[TASK INSTRUCTIONS]:
Of all the lines in the data below, how many contain "求偶炫耀"? Report that number alone.

[Data records]:
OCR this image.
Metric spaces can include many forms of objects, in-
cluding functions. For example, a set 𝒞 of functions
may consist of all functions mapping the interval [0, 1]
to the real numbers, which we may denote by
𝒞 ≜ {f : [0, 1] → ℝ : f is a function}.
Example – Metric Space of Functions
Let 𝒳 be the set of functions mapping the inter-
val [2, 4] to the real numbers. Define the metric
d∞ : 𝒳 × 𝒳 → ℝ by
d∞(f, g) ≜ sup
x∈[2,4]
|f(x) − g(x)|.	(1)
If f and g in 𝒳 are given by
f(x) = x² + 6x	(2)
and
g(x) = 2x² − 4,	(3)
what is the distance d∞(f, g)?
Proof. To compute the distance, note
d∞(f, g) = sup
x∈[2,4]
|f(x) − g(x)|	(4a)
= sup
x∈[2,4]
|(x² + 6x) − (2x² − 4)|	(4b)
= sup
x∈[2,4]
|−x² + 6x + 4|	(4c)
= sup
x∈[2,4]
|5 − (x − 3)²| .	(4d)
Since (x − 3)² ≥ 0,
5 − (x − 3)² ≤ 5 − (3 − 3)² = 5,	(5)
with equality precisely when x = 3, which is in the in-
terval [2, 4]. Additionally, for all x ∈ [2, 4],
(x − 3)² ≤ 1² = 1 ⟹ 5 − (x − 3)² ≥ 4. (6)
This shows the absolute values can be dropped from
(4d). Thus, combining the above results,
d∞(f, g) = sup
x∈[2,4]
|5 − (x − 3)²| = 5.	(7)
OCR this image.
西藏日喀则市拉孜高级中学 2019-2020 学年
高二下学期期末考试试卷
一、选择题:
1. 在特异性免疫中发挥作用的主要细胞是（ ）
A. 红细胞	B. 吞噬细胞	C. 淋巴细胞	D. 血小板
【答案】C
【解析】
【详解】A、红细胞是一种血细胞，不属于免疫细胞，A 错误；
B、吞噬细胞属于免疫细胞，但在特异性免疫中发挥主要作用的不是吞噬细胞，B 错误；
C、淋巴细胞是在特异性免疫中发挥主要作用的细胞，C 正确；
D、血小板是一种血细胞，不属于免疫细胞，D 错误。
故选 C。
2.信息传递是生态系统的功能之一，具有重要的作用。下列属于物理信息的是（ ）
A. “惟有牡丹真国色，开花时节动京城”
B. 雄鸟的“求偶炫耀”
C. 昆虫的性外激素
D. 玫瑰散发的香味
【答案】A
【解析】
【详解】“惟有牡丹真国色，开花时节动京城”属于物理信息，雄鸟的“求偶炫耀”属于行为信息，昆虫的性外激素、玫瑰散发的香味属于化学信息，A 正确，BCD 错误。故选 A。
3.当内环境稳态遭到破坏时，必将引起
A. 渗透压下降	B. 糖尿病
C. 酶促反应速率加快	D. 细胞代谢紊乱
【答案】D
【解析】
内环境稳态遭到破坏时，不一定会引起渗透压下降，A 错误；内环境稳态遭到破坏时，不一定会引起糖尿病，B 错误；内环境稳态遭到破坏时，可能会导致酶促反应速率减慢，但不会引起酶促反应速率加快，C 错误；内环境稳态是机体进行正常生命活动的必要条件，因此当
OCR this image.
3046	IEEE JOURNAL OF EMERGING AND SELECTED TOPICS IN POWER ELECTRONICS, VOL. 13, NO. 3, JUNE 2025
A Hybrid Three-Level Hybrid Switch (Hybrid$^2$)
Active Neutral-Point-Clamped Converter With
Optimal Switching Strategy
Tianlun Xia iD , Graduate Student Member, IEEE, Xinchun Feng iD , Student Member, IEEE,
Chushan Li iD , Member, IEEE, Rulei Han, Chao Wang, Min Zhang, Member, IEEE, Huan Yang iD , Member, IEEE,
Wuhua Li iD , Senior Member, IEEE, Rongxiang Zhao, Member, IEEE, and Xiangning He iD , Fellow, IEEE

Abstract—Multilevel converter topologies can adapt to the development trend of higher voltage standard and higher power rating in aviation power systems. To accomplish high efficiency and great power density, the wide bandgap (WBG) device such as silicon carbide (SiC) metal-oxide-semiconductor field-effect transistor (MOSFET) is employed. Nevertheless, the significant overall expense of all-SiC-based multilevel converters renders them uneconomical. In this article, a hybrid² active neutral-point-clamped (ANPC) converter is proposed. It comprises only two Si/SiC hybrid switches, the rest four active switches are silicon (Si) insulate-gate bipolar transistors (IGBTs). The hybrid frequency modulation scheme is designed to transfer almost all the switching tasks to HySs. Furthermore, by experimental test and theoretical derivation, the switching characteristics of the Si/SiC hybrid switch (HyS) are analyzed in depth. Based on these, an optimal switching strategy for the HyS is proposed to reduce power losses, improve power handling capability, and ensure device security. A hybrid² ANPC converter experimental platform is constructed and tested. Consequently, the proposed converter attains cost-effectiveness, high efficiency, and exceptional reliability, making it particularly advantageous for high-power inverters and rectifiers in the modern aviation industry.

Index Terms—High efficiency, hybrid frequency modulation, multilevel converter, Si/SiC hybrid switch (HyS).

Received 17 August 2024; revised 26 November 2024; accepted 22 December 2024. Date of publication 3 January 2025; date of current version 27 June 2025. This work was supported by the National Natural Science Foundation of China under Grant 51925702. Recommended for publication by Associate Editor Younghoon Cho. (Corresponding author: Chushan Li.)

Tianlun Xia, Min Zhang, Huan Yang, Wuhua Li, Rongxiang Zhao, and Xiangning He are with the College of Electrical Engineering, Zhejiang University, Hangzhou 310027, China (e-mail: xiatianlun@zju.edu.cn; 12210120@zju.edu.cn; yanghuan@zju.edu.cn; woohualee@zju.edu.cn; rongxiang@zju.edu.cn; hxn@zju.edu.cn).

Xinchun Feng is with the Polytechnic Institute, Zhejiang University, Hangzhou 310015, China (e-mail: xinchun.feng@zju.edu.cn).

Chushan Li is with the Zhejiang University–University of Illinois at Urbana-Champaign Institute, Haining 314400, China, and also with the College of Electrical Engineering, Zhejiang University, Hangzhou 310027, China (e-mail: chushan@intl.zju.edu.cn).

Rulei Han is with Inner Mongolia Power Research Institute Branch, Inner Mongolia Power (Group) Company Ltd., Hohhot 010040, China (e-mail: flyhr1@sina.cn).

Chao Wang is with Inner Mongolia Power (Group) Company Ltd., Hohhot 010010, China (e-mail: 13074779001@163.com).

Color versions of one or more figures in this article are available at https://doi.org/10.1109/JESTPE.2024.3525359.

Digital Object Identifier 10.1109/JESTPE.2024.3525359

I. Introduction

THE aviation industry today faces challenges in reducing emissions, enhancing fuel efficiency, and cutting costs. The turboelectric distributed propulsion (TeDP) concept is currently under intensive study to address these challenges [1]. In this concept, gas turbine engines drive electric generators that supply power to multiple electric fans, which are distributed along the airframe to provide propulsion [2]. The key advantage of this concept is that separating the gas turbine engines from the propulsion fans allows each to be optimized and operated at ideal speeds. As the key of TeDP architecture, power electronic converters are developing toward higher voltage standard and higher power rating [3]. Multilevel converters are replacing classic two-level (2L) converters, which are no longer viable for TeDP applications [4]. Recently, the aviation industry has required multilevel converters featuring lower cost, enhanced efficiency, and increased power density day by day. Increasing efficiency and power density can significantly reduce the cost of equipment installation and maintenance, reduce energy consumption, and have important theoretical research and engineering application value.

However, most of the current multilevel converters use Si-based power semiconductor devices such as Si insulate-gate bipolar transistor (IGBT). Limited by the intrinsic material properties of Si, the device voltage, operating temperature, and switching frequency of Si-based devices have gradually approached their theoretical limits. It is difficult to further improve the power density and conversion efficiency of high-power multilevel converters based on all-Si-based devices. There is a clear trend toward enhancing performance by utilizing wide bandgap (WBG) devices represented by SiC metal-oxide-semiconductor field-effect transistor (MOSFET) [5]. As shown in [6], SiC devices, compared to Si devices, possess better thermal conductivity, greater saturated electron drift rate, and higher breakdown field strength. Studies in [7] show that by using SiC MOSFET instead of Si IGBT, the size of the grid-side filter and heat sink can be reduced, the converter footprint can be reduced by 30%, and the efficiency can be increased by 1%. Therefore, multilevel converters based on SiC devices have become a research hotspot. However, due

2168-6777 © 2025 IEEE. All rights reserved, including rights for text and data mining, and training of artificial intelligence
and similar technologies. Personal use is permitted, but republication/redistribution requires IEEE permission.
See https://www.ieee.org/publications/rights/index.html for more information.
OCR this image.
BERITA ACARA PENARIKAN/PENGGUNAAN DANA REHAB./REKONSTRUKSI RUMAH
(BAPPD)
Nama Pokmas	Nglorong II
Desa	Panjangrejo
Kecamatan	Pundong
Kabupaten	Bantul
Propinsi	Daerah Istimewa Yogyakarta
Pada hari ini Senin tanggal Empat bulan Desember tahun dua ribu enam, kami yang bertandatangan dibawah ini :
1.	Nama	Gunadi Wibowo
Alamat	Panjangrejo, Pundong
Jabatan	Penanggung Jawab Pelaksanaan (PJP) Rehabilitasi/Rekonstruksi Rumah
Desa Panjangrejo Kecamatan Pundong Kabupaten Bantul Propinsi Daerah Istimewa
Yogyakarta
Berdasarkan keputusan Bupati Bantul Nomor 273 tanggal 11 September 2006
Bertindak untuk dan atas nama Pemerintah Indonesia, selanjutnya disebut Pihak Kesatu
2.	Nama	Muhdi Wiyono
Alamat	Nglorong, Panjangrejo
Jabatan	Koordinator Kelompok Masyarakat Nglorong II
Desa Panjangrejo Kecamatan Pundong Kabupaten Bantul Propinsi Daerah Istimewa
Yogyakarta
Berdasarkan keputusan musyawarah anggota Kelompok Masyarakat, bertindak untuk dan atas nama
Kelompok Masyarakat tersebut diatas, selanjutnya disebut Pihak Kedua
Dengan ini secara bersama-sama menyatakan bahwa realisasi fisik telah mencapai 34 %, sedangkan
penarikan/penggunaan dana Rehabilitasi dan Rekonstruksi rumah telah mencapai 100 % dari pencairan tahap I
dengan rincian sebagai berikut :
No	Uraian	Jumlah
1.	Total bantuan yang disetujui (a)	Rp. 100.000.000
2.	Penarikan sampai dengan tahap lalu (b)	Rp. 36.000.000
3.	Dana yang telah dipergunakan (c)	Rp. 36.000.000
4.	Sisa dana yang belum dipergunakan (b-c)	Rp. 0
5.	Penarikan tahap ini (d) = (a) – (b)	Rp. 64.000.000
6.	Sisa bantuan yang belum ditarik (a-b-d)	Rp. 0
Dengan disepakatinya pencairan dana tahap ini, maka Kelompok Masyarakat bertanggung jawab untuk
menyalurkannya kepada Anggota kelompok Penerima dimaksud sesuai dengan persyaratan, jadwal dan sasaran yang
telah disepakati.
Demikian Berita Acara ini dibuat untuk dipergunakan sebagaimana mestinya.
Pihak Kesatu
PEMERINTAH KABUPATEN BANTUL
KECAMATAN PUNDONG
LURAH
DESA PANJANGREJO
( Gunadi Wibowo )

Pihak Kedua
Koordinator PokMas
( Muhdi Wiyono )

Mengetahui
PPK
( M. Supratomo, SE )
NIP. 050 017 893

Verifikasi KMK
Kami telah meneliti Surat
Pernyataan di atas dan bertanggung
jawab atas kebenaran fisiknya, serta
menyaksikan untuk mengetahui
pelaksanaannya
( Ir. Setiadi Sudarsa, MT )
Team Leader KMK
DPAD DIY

[THE COMPLETED TASK]:
2